** REQUIREMENT **
Retype all the records with nothing changed.

==============================

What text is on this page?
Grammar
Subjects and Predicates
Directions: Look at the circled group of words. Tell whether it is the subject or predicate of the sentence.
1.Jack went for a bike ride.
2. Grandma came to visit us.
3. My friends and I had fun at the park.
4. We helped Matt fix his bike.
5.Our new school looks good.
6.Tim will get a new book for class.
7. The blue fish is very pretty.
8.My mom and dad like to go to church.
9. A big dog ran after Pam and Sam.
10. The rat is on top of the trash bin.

==============================

** FULL ANSWER **
What text is on this page?
Grammar
Subjects and Predicates
Directions: Look at the circled group of words. Tell whether it is the subject or predicate of the sentence.
1.Jack went for a bike ride.
2. Grandma came to visit us.
3. My friends and I had fun at the park.
4. We helped Matt fix his bike.
5.Our new school looks good.
6.Tim will get a new book for class.
7. The blue fish is very pretty.
8.My mom and dad like to go to church.
9. A big dog ran after Pam and Sam.
10. The rat is on top of the trash bin.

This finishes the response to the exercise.